Prompt
From the line that includes "Transcribe this image's" to the last line of the data, quote each line precisely; both boundary lines belong in the answer.

Excerpt from a dataset:
((

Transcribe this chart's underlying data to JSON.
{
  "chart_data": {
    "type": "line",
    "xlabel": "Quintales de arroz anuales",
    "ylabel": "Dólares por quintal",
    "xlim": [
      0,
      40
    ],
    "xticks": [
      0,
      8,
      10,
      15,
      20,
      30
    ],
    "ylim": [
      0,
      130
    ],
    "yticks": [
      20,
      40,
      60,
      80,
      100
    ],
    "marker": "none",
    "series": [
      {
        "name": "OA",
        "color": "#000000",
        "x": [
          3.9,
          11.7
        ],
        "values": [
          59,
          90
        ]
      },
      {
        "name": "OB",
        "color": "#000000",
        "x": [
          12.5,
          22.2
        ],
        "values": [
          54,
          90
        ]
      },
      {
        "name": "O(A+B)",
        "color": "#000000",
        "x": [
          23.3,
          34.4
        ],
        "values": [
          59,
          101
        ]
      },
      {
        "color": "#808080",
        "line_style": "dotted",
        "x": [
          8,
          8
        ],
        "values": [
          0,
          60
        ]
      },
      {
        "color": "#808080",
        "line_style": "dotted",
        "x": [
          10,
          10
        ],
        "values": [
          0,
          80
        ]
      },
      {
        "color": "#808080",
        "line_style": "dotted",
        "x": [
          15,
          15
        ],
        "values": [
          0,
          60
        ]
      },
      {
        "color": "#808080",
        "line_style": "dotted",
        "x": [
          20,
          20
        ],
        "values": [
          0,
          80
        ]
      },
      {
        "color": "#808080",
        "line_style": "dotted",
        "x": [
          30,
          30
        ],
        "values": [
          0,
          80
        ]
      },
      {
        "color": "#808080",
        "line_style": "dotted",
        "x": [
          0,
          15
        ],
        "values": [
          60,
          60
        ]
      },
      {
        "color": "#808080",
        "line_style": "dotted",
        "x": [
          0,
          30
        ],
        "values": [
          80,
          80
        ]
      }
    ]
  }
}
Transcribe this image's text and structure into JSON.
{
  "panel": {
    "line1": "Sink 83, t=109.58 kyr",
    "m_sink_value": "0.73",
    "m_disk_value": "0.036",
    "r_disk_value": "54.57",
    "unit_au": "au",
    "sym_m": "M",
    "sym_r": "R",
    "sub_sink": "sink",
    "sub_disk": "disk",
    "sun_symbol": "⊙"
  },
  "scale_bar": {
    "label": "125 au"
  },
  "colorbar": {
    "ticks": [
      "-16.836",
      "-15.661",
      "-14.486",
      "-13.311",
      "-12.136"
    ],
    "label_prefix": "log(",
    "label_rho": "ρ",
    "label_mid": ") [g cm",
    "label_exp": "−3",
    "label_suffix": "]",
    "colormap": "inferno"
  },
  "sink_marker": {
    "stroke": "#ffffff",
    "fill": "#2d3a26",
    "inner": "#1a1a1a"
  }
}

))

Complete answer
Transcribe this image's text and structure into JSON.
{
  "panel": {
    "line1": "Sink 83, t=109.58 kyr",
    "m_sink_value": "0.73",
    "m_disk_value": "0.036",
    "r_disk_value": "54.57",
    "unit_au": "au",
    "sym_m": "M",
    "sym_r": "R",
    "sub_sink": "sink",
    "sub_disk": "disk",
    "sun_symbol": "⊙"
  },
  "scale_bar": {
    "label": "125 au"
  },
  "colorbar": {
    "ticks": [
      "-16.836",
      "-15.661",
      "-14.486",
      "-13.311",
      "-12.136"
    ],
    "label_prefix": "log(",
    "label_rho": "ρ",
    "label_mid": ") [g cm",
    "label_exp": "−3",
    "label_suffix": "]",
    "colormap": "inferno"
  },
  "sink_marker": {
    "stroke": "#ffffff",
    "fill": "#2d3a26",
    "inner": "#1a1a1a"
  }
}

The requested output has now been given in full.